Recorded data:
○ ○ ○ ○

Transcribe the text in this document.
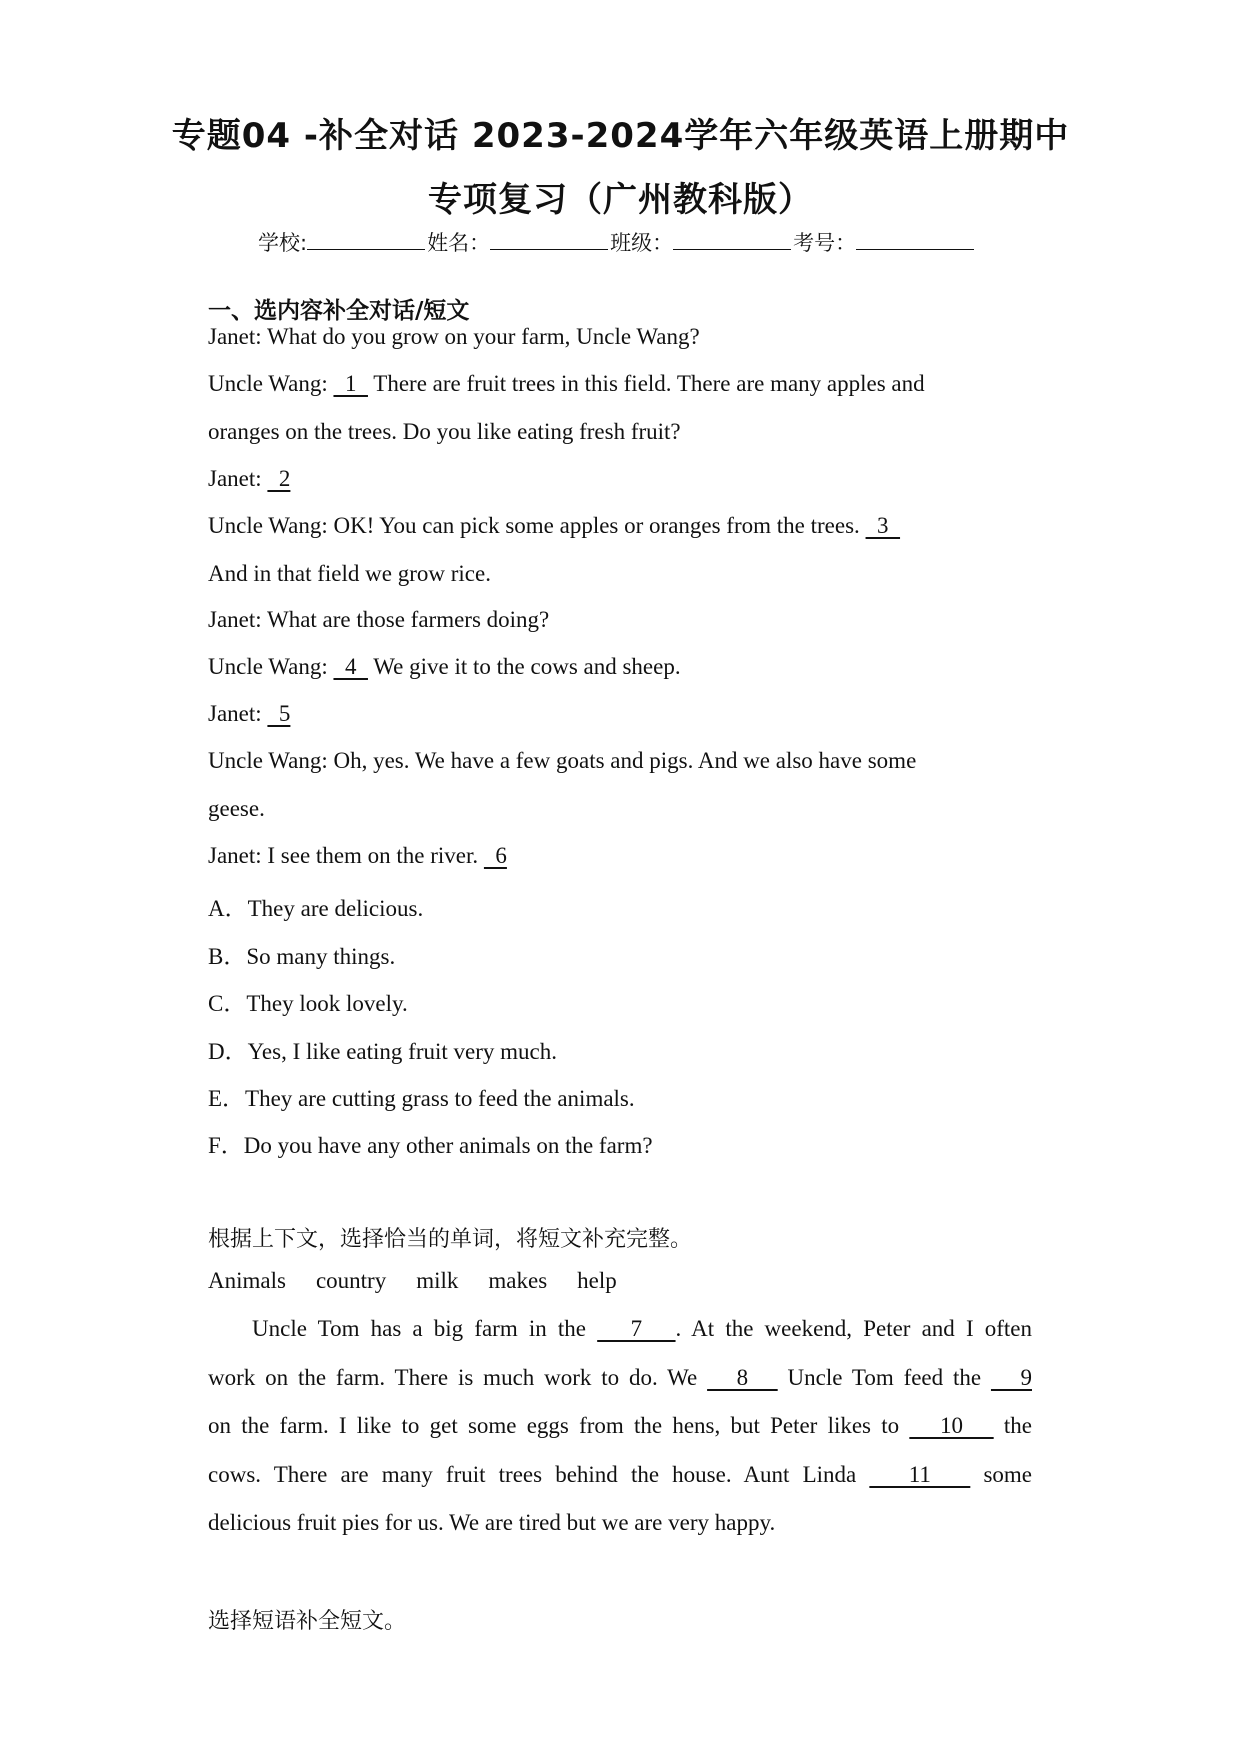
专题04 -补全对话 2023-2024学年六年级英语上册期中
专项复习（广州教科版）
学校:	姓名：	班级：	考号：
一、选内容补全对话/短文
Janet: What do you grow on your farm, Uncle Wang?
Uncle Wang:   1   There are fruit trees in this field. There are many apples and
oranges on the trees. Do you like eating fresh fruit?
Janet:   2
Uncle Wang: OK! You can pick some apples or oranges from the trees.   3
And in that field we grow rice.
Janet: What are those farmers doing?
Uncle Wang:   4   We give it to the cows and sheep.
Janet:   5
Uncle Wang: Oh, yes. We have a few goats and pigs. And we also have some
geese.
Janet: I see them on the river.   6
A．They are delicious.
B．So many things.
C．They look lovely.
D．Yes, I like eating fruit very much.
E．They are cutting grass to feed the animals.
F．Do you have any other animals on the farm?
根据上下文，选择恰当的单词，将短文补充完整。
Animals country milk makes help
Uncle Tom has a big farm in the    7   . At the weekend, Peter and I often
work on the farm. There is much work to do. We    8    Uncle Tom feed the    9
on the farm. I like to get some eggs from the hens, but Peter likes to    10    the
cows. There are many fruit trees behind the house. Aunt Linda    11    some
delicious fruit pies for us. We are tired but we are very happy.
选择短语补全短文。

○ ○ ○ ○

Brief = How many lines in the records hold the string "like"? Reply with the number alone.

Solution for this task = 3